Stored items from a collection
****************

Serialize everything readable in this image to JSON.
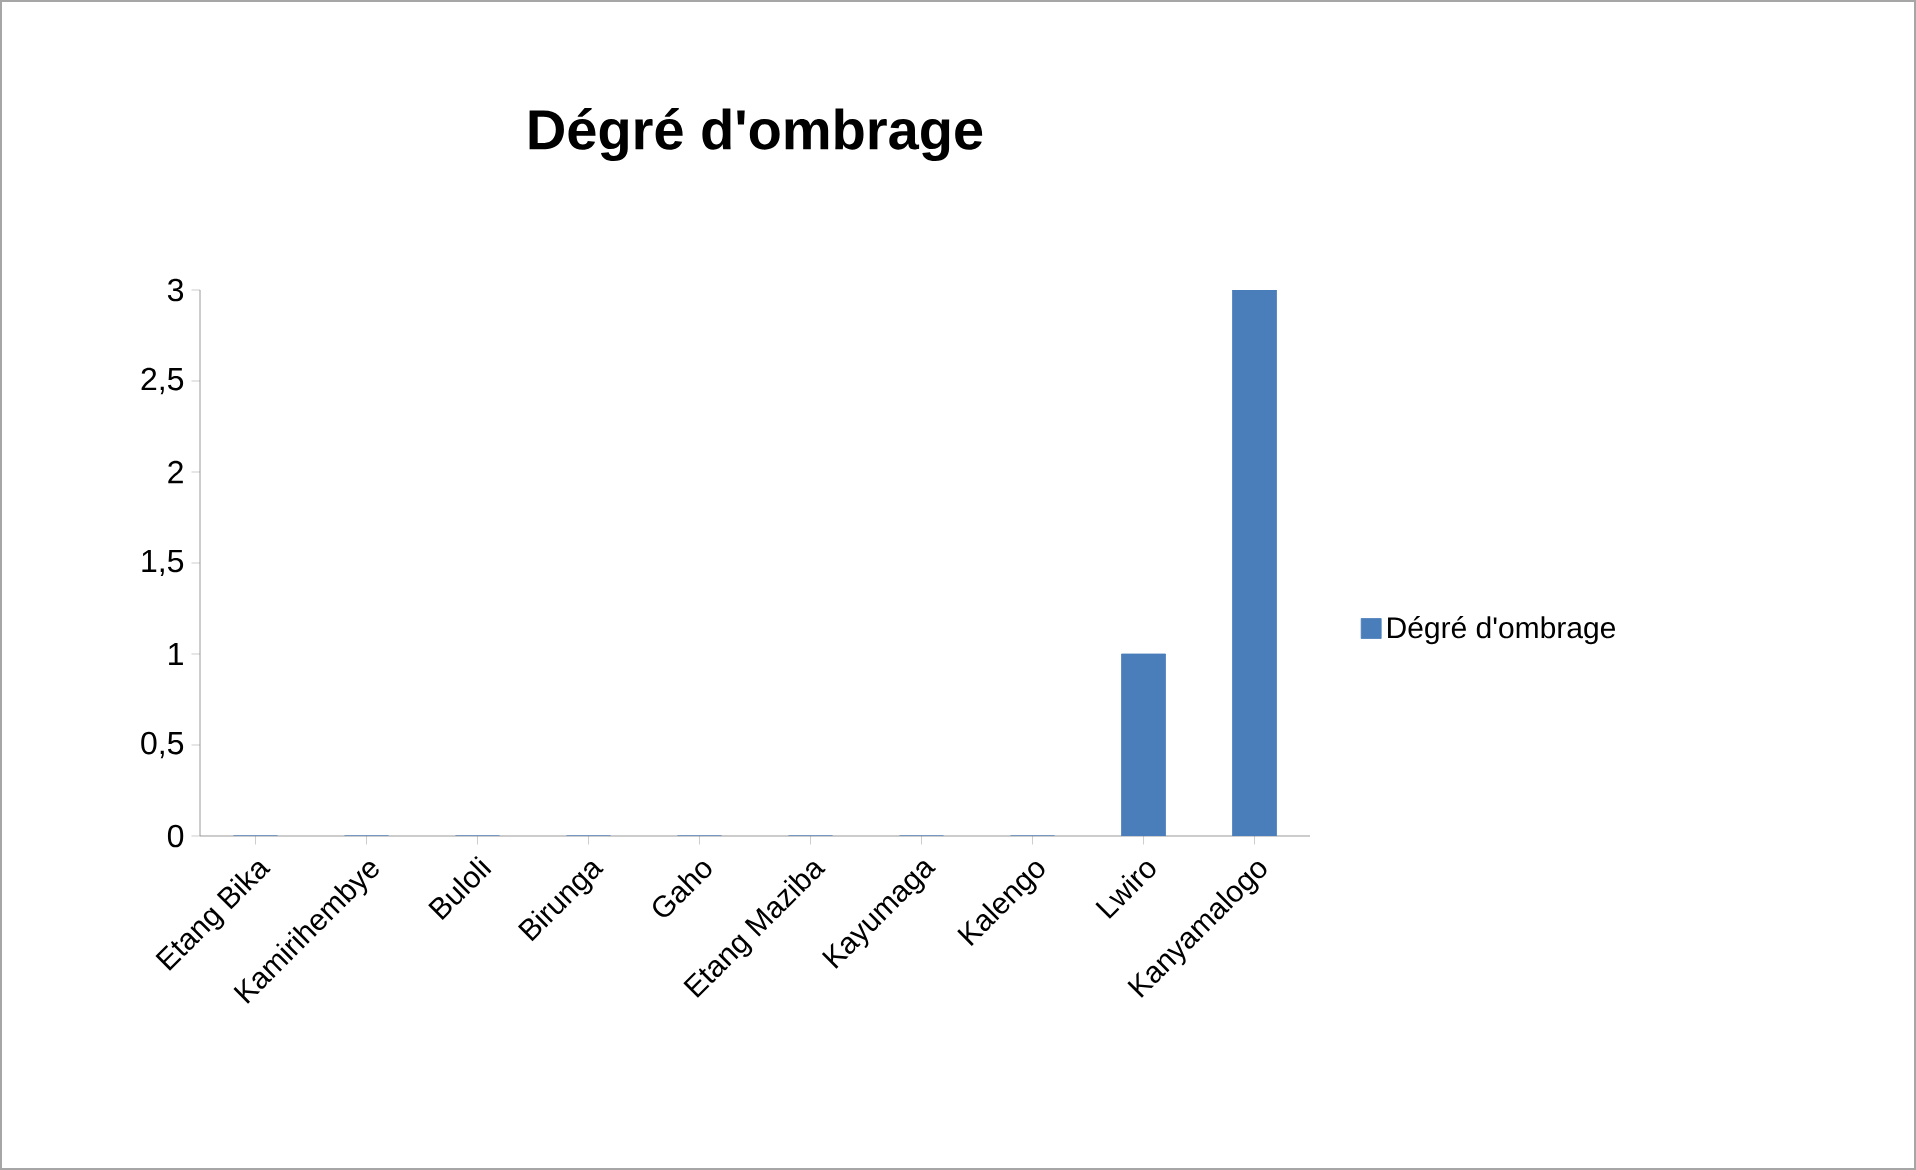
{
  "chart_data": {
    "type": "bar",
    "title": "Dégré d'ombrage",
    "categories": [
      "Etang Bika",
      "Kamirihembye",
      "Buloli",
      "Birunga",
      "Gaho",
      "Etang Maziba",
      "Kayumaga",
      "Kalengo",
      "Lwiro",
      "Kanyamalogo"
    ],
    "series": [
      {
        "name": "Dégré d'ombrage",
        "color": "#4a7ebb",
        "values": [
          0,
          0,
          0,
          0,
          0,
          0,
          0,
          0,
          1,
          3
        ]
      }
    ],
    "ylim": [
      0,
      3
    ],
    "yticks": [
      0,
      {
        "value": 0.5,
        "label": "0,5"
      },
      1,
      {
        "value": 1.5,
        "label": "1,5"
      },
      2,
      {
        "value": 2.5,
        "label": "2,5"
      },
      3
    ],
    "legend": "right",
    "grid": false
  }
}
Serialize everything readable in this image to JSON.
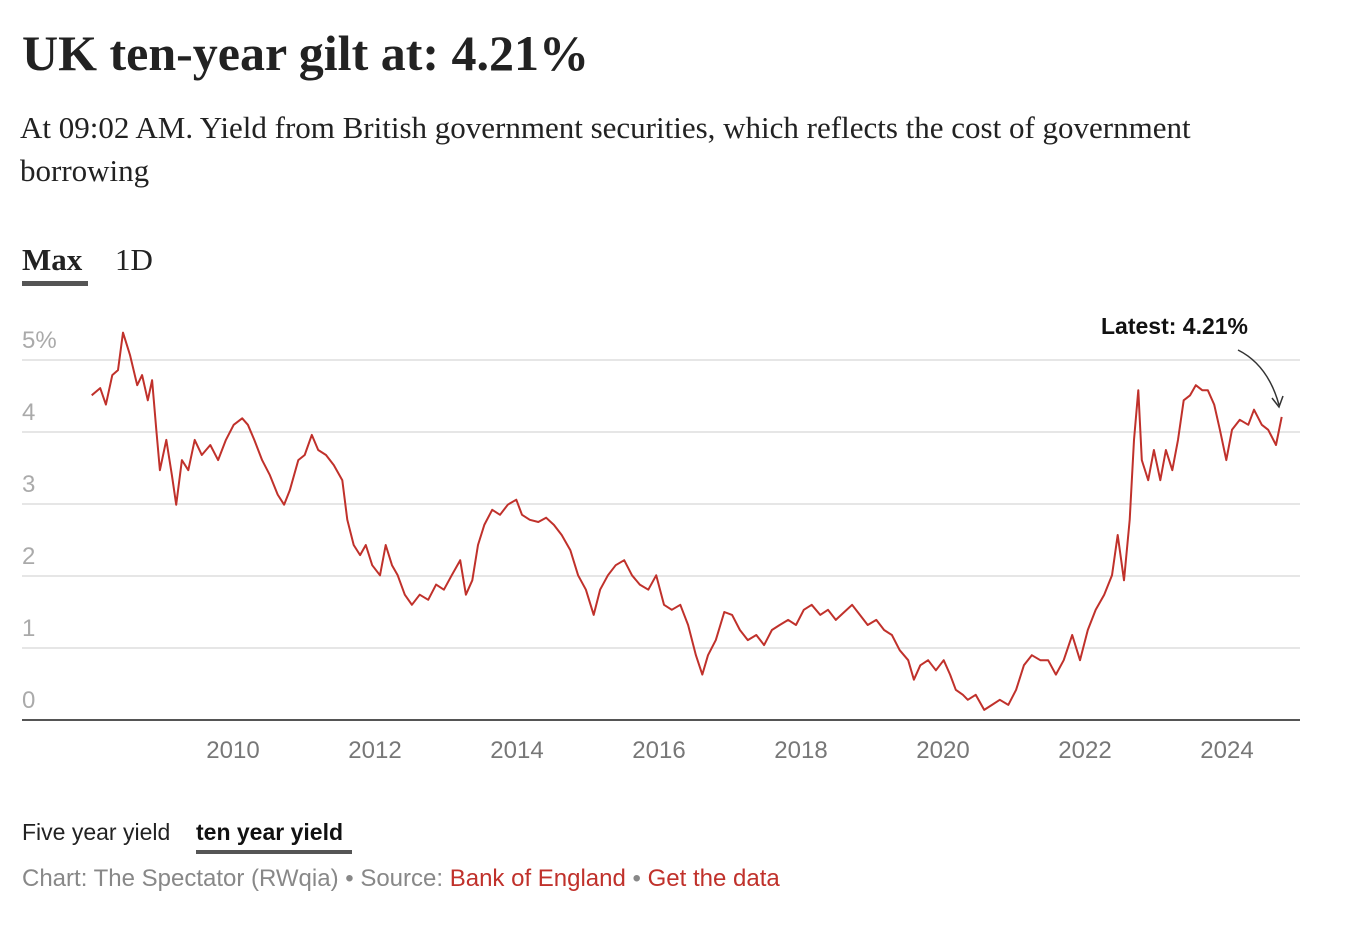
{
  "title": "UK ten-year gilt at: 4.21%",
  "subtitle": "At 09:02 AM. Yield from British government securities, which reflects the cost of government borrowing",
  "tabs": [
    "Max",
    "1D"
  ],
  "chart_data": {
    "type": "line",
    "color": "#c0312b",
    "grid": true,
    "annotation": "Latest: 4.21%",
    "xlim": [
      2007,
      2025
    ],
    "xticks": [
      2010,
      2012,
      2014,
      2016,
      2018,
      2020,
      2022,
      2024
    ],
    "ylim": [
      0,
      5
    ],
    "yticks": [
      0,
      1,
      2,
      3,
      4,
      {
        "value": 5,
        "label": "5%"
      }
    ],
    "x": [
      2008.01,
      2008.13,
      2008.21,
      2008.3,
      2008.38,
      2008.45,
      2008.55,
      2008.65,
      2008.72,
      2008.8,
      2008.86,
      2008.92,
      2008.97,
      2009.06,
      2009.14,
      2009.2,
      2009.28,
      2009.37,
      2009.46,
      2009.56,
      2009.68,
      2009.79,
      2009.9,
      2010.01,
      2010.13,
      2010.21,
      2010.3,
      2010.41,
      2010.52,
      2010.63,
      2010.72,
      2010.8,
      2010.92,
      2011.01,
      2011.11,
      2011.2,
      2011.31,
      2011.42,
      2011.54,
      2011.61,
      2011.7,
      2011.79,
      2011.87,
      2011.96,
      2012.07,
      2012.15,
      2012.24,
      2012.32,
      2012.42,
      2012.52,
      2012.63,
      2012.75,
      2012.86,
      2012.97,
      2013.08,
      2013.2,
      2013.28,
      2013.37,
      2013.45,
      2013.54,
      2013.65,
      2013.76,
      2013.87,
      2013.99,
      2014.07,
      2014.18,
      2014.3,
      2014.41,
      2014.52,
      2014.63,
      2014.75,
      2014.86,
      2014.97,
      2015.08,
      2015.17,
      2015.28,
      2015.39,
      2015.51,
      2015.62,
      2015.73,
      2015.85,
      2015.96,
      2016.07,
      2016.18,
      2016.3,
      2016.41,
      2016.52,
      2016.61,
      2016.69,
      2016.8,
      2016.92,
      2017.03,
      2017.14,
      2017.25,
      2017.37,
      2017.48,
      2017.59,
      2017.7,
      2017.82,
      2017.93,
      2018.04,
      2018.15,
      2018.27,
      2018.38,
      2018.49,
      2018.61,
      2018.72,
      2018.83,
      2018.94,
      2019.06,
      2019.17,
      2019.28,
      2019.39,
      2019.51,
      2019.59,
      2019.68,
      2019.79,
      2019.9,
      2020.01,
      2020.1,
      2020.18,
      2020.28,
      2020.35,
      2020.46,
      2020.58,
      2020.69,
      2020.8,
      2020.92,
      2021.03,
      2021.14,
      2021.25,
      2021.37,
      2021.48,
      2021.59,
      2021.7,
      2021.82,
      2021.93,
      2022.04,
      2022.15,
      2022.27,
      2022.38,
      2022.46,
      2022.55,
      2022.63,
      2022.69,
      2022.75,
      2022.8,
      2022.89,
      2022.97,
      2023.06,
      2023.14,
      2023.23,
      2023.31,
      2023.39,
      2023.48,
      2023.56,
      2023.65,
      2023.73,
      2023.82,
      2023.9,
      2023.99,
      2024.07,
      2024.18,
      2024.3,
      2024.38,
      2024.49,
      2024.58,
      2024.69,
      2024.77
    ],
    "values": [
      4.51,
      4.61,
      4.38,
      4.79,
      4.86,
      5.38,
      5.07,
      4.65,
      4.79,
      4.44,
      4.72,
      4.03,
      3.47,
      3.89,
      3.4,
      2.99,
      3.61,
      3.47,
      3.89,
      3.68,
      3.82,
      3.61,
      3.89,
      4.1,
      4.19,
      4.1,
      3.89,
      3.61,
      3.4,
      3.13,
      2.99,
      3.19,
      3.61,
      3.68,
      3.96,
      3.75,
      3.68,
      3.54,
      3.33,
      2.78,
      2.43,
      2.29,
      2.43,
      2.15,
      2.01,
      2.43,
      2.15,
      2.01,
      1.74,
      1.6,
      1.74,
      1.67,
      1.88,
      1.81,
      2.01,
      2.22,
      1.74,
      1.94,
      2.43,
      2.71,
      2.92,
      2.85,
      2.99,
      3.06,
      2.85,
      2.78,
      2.75,
      2.81,
      2.71,
      2.57,
      2.36,
      2.01,
      1.81,
      1.46,
      1.81,
      2.01,
      2.15,
      2.22,
      2.01,
      1.88,
      1.81,
      2.01,
      1.6,
      1.53,
      1.6,
      1.32,
      0.9,
      0.63,
      0.9,
      1.11,
      1.5,
      1.46,
      1.25,
      1.11,
      1.18,
      1.04,
      1.25,
      1.32,
      1.39,
      1.32,
      1.53,
      1.6,
      1.46,
      1.53,
      1.39,
      1.5,
      1.6,
      1.46,
      1.32,
      1.39,
      1.25,
      1.18,
      0.97,
      0.83,
      0.56,
      0.76,
      0.83,
      0.69,
      0.83,
      0.63,
      0.42,
      0.35,
      0.28,
      0.35,
      0.14,
      0.21,
      0.28,
      0.21,
      0.42,
      0.76,
      0.9,
      0.83,
      0.83,
      0.63,
      0.83,
      1.18,
      0.83,
      1.25,
      1.53,
      1.74,
      2.01,
      2.57,
      1.94,
      2.78,
      3.89,
      4.58,
      3.61,
      3.33,
      3.75,
      3.33,
      3.75,
      3.47,
      3.89,
      4.44,
      4.51,
      4.65,
      4.58,
      4.58,
      4.38,
      4.03,
      3.61,
      4.03,
      4.17,
      4.1,
      4.31,
      4.1,
      4.03,
      3.82,
      4.21
    ]
  },
  "series_toggle": [
    "Five year yield",
    "ten year yield"
  ],
  "footer": {
    "credit": "Chart: The Spectator (RWqia)",
    "separator": "•",
    "source_label": "Source:",
    "source": "Bank of England",
    "data_link": "Get the data"
  }
}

****************

> [Exercise objective]:
Copy the whole of the material above exactly, but not its images.

> [Solution below]:
Serialize everything readable in this image to JSON.
{
  "chart_data": {
    "type": "bar",
    "title": "Dégré d'ombrage",
    "categories": [
      "Etang Bika",
      "Kamirihembye",
      "Buloli",
      "Birunga",
      "Gaho",
      "Etang Maziba",
      "Kayumaga",
      "Kalengo",
      "Lwiro",
      "Kanyamalogo"
    ],
    "series": [
      {
        "name": "Dégré d'ombrage",
        "color": "#4a7ebb",
        "values": [
          0,
          0,
          0,
          0,
          0,
          0,
          0,
          0,
          1,
          3
        ]
      }
    ],
    "ylim": [
      0,
      3
    ],
    "yticks": [
      0,
      {
        "value": 0.5,
        "label": "0,5"
      },
      1,
      {
        "value": 1.5,
        "label": "1,5"
      },
      2,
      {
        "value": 2.5,
        "label": "2,5"
      },
      3
    ],
    "legend": "right",
    "grid": false
  }
}
Serialize everything readable in this image to JSON.
{
  "title": "UK ten-year gilt at: 4.21%",
  "subtitle": "At 09:02 AM. Yield from British government securities, which reflects the cost of government borrowing",
  "tabs": [
    "Max",
    "1D"
  ],
  "chart_data": {
    "type": "line",
    "color": "#c0312b",
    "grid": true,
    "annotation": "Latest: 4.21%",
    "xlim": [
      2007,
      2025
    ],
    "xticks": [
      2010,
      2012,
      2014,
      2016,
      2018,
      2020,
      2022,
      2024
    ],
    "ylim": [
      0,
      5
    ],
    "yticks": [
      0,
      1,
      2,
      3,
      4,
      {
        "value": 5,
        "label": "5%"
      }
    ],
    "x": [
      2008.01,
      2008.13,
      2008.21,
      2008.3,
      2008.38,
      2008.45,
      2008.55,
      2008.65,
      2008.72,
      2008.8,
      2008.86,
      2008.92,
      2008.97,
      2009.06,
      2009.14,
      2009.2,
      2009.28,
      2009.37,
      2009.46,
      2009.56,
      2009.68,
      2009.79,
      2009.9,
      2010.01,
      2010.13,
      2010.21,
      2010.3,
      2010.41,
      2010.52,
      2010.63,
      2010.72,
      2010.8,
      2010.92,
      2011.01,
      2011.11,
      2011.2,
      2011.31,
      2011.42,
      2011.54,
      2011.61,
      2011.7,
      2011.79,
      2011.87,
      2011.96,
      2012.07,
      2012.15,
      2012.24,
      2012.32,
      2012.42,
      2012.52,
      2012.63,
      2012.75,
      2012.86,
      2012.97,
      2013.08,
      2013.2,
      2013.28,
      2013.37,
      2013.45,
      2013.54,
      2013.65,
      2013.76,
      2013.87,
      2013.99,
      2014.07,
      2014.18,
      2014.3,
      2014.41,
      2014.52,
      2014.63,
      2014.75,
      2014.86,
      2014.97,
      2015.08,
      2015.17,
      2015.28,
      2015.39,
      2015.51,
      2015.62,
      2015.73,
      2015.85,
      2015.96,
      2016.07,
      2016.18,
      2016.3,
      2016.41,
      2016.52,
      2016.61,
      2016.69,
      2016.8,
      2016.92,
      2017.03,
      2017.14,
      2017.25,
      2017.37,
      2017.48,
      2017.59,
      2017.7,
      2017.82,
      2017.93,
      2018.04,
      2018.15,
      2018.27,
      2018.38,
      2018.49,
      2018.61,
      2018.72,
      2018.83,
      2018.94,
      2019.06,
      2019.17,
      2019.28,
      2019.39,
      2019.51,
      2019.59,
      2019.68,
      2019.79,
      2019.9,
      2020.01,
      2020.1,
      2020.18,
      2020.28,
      2020.35,
      2020.46,
      2020.58,
      2020.69,
      2020.8,
      2020.92,
      2021.03,
      2021.14,
      2021.25,
      2021.37,
      2021.48,
      2021.59,
      2021.7,
      2021.82,
      2021.93,
      2022.04,
      2022.15,
      2022.27,
      2022.38,
      2022.46,
      2022.55,
      2022.63,
      2022.69,
      2022.75,
      2022.8,
      2022.89,
      2022.97,
      2023.06,
      2023.14,
      2023.23,
      2023.31,
      2023.39,
      2023.48,
      2023.56,
      2023.65,
      2023.73,
      2023.82,
      2023.9,
      2023.99,
      2024.07,
      2024.18,
      2024.3,
      2024.38,
      2024.49,
      2024.58,
      2024.69,
      2024.77
    ],
    "values": [
      4.51,
      4.61,
      4.38,
      4.79,
      4.86,
      5.38,
      5.07,
      4.65,
      4.79,
      4.44,
      4.72,
      4.03,
      3.47,
      3.89,
      3.4,
      2.99,
      3.61,
      3.47,
      3.89,
      3.68,
      3.82,
      3.61,
      3.89,
      4.1,
      4.19,
      4.1,
      3.89,
      3.61,
      3.4,
      3.13,
      2.99,
      3.19,
      3.61,
      3.68,
      3.96,
      3.75,
      3.68,
      3.54,
      3.33,
      2.78,
      2.43,
      2.29,
      2.43,
      2.15,
      2.01,
      2.43,
      2.15,
      2.01,
      1.74,
      1.6,
      1.74,
      1.67,
      1.88,
      1.81,
      2.01,
      2.22,
      1.74,
      1.94,
      2.43,
      2.71,
      2.92,
      2.85,
      2.99,
      3.06,
      2.85,
      2.78,
      2.75,
      2.81,
      2.71,
      2.57,
      2.36,
      2.01,
      1.81,
      1.46,
      1.81,
      2.01,
      2.15,
      2.22,
      2.01,
      1.88,
      1.81,
      2.01,
      1.6,
      1.53,
      1.6,
      1.32,
      0.9,
      0.63,
      0.9,
      1.11,
      1.5,
      1.46,
      1.25,
      1.11,
      1.18,
      1.04,
      1.25,
      1.32,
      1.39,
      1.32,
      1.53,
      1.6,
      1.46,
      1.53,
      1.39,
      1.5,
      1.6,
      1.46,
      1.32,
      1.39,
      1.25,
      1.18,
      0.97,
      0.83,
      0.56,
      0.76,
      0.83,
      0.69,
      0.83,
      0.63,
      0.42,
      0.35,
      0.28,
      0.35,
      0.14,
      0.21,
      0.28,
      0.21,
      0.42,
      0.76,
      0.9,
      0.83,
      0.83,
      0.63,
      0.83,
      1.18,
      0.83,
      1.25,
      1.53,
      1.74,
      2.01,
      2.57,
      1.94,
      2.78,
      3.89,
      4.58,
      3.61,
      3.33,
      3.75,
      3.33,
      3.75,
      3.47,
      3.89,
      4.44,
      4.51,
      4.65,
      4.58,
      4.58,
      4.38,
      4.03,
      3.61,
      4.03,
      4.17,
      4.1,
      4.31,
      4.1,
      4.03,
      3.82,
      4.21
    ]
  },
  "series_toggle": [
    "Five year yield",
    "ten year yield"
  ],
  "footer": {
    "credit": "Chart: The Spectator (RWqia)",
    "separator": "•",
    "source_label": "Source:",
    "source": "Bank of England",
    "data_link": "Get the data"
  }
}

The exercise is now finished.